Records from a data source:
— Start —
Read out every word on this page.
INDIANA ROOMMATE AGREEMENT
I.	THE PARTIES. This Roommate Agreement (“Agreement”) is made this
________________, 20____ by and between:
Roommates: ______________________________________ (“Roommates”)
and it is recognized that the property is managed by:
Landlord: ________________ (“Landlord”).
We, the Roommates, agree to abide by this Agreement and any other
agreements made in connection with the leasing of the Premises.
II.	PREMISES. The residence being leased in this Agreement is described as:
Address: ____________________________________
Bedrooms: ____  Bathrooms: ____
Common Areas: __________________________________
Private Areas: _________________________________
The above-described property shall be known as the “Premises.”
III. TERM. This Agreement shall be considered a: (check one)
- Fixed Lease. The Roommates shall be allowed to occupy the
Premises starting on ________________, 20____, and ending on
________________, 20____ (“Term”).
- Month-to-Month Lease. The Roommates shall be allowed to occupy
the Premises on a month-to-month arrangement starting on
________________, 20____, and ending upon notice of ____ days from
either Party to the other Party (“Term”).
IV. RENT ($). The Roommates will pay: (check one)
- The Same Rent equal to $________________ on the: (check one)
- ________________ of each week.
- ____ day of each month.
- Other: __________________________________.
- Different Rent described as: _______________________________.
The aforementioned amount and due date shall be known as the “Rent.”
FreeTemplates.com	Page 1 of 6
— End —
Directions for this task> Tally the lines above containing "known". Answer with the count only.

Problem solution> 2